EXERCISE AIM: Pick up the wellness interview after its last line and keep writing it in the same voice.

EXCERPT TO READ:
People think wellness is movement and eating. And my husband and I talk a lot about this, where [wellness is] like spokes in the tire — and it's all those spokes: So it's your relationships, it's how you're feeling about yourself, it's your sense of purpose. It's whatever those things are. And if one spoke is off, that wheel isn't working.

And I think especially now we live in a very fragile time. It's very confusing and I'm a fully formed adult supposedly, but I couldn't imagine being [age] 17 to 27 right now. You're supposed to be forming at a time where everything seems upside down. So what are the things that you can control? I can move and sweat and I can try to eat good. I can try to get to bed and support myself that way because everything else is not up to me... I'm trying to ground myself in the things I can be in charge of.

Do you have any other wellness secrets?

I think breathing is a big one for people. We're on average taking something like 15 to 18 breaths a minute. If we could get this down to three full inhales and exhales, nose breathing only, that's a really good one to downregulate to put you into your parasympathetic [nervous system]. So talking about mental health, it's a big one for keeping you out of fight or flight [mode]. And I do take certain supplements. As a female, I take primrose oil, flaxseed oil. I take fish oils. I take Tru Niagen. I actually took it for about two and a half years before I worked with the company because it's supporting cell function... I just felt better, had better sustained energy.

You and your husband have both been professional athletes. Does fitness play a part in your relationship? Do you work out together?

It's like too many bosses in the kitchen sometimes. I was teaching for many years a free class where we live in Kauai; it was a dollar. And he would come in — there's like 60, 80 people, whatever — and he'd be like, "Don't tell me what to do." The whole class is me telling everybody what to do. But my point is, we're husband and wife first. Yes, we encourage each other. Sometimes we talk about creative ideas around training or changing things, 'cause you've gotta change it up. But typically, [we work out together] probably less than you would think. I'd rather break bread with him than go bang iron.

People ask me too, "Are you guys competitive?" It's like, yeah, no — I'm trying to stay married [laughs] and be cooperative. But I know plenty of couples, that's kind of fun for them. That's not fun in our house; we're way too serious and intense, and it doesn't end well ever. So we stopped doing that like 20-something years ago. But I think maybe it's our values on that topic are lined up. How we do it is in some ways similar and in some ways super-different.

[But] you take two people like Laird and I, who are both pretty intense, and also we've been in this space a long time and we have our very own different ideas about how to do it. So it's like a bad idea. But I respect him, so I'll see stuff and be like, "Hey, what are you doing there?" and question him. And that's a healthy way to do it, but like, yeah, no.

Being 6-foot-3 has obviously served you well in terms of being a model and athlete, but how has your relationship with body image changed over time? I can imagine that being so tall might not have felt like an asset growing up.

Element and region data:

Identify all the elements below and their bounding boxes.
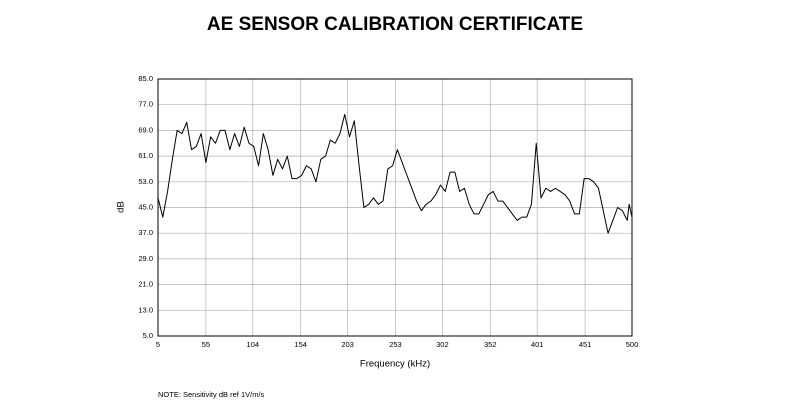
y-tick-label: 77.0 [138, 100, 153, 109]
y-tick-label: 61.0 [138, 151, 153, 160]
y-tick-label: 13.0 [138, 305, 153, 314]
x-tick-label: 154 [294, 340, 307, 349]
y-tick-label: 53.0 [138, 177, 153, 186]
y-tick-label: 5.0 [143, 331, 153, 340]
x-tick-label: 5 [156, 340, 160, 349]
y-axis-label: dB [116, 201, 127, 213]
note: NOTE: Sensitivity dB ref 1V/m/s [158, 390, 265, 399]
y-tick-label: 85.0 [138, 74, 153, 83]
x-tick-label: 104 [247, 340, 260, 349]
x-tick-label: 352 [484, 340, 497, 349]
x-tick-label: 55 [202, 340, 210, 349]
plot-frame [157, 78, 633, 337]
x-axis-label: Frequency (kHz) [360, 359, 430, 370]
y-tick-label: 21.0 [138, 280, 153, 289]
x-tick-label: 451 [579, 340, 592, 349]
x-tick-label: 500 [626, 340, 639, 349]
y-tick-label: 45.0 [138, 202, 153, 211]
x-tick-label: 203 [341, 340, 354, 349]
y-tick-label: 29.0 [138, 254, 153, 263]
y-tick-label: 37.0 [138, 228, 153, 237]
data-line [157, 113, 633, 234]
x-tick-label: 302 [436, 340, 449, 349]
x-tick-label: 253 [389, 340, 402, 349]
y-tick-label: 69.0 [138, 125, 153, 134]
x-tick-label: 401 [531, 340, 544, 349]
chart-title: AE SENSOR CALIBRATION CERTIFICATE [207, 14, 583, 35]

TASK RESULT:
Yeah, [being] 6 feet at 12 and people aren't like, "That's so cool." No, they thought I was a substitute teacher, but that's another story. I'm now forever grateful for that, because what it did is it got me quickly to understand that I wasn't going to look like everybody else or fit in all the same styles. And even like, when things were cute, non-style, they looked ridiculous on me. So what it did was it made me really focused on myself and I stopped a long time ago comparing myself to other women.

But there were enough times that I also could use my body as a tool — that it was an instrument. Like, oh, it's getting me from A to B and I'm lifting this thing and I'm jumping over here. And that was good too, because if it was just about how do I look, that's pretty torturous because one person might be like, "You look great." And another person's like, "I don't like the way you look." So are you going to go up and down with that? And so I think I learned that lesson a long time ago.

Then you start to have to redefine it as you get older. The other thing is you don't compare yourself to who you were. I think that that's really important, is to try to just be the best who you are at this moment and not be like, God, when I was 27 or whatever... It is interesting. Like, I have pictures of myself modeling and I was 18. That person — part of me exists, but that's gone.

And so I think it's about pursuit. Like, what am I into today? What am I pursuing? What am I? Who am I trying to be? And not telling the same old story and not also being defined by my roles. I'm not just someone's mother and someone's wife and I wasn't just a volleyball player. I think I'm just me and I'm expressing myself in all these different ways. And the problem is, when we get stuck in those roles, I think that can kick your butt in kind of a weird way. So if we keep expanding and we check out things that excite us or turn us on, I think those are the things that really help.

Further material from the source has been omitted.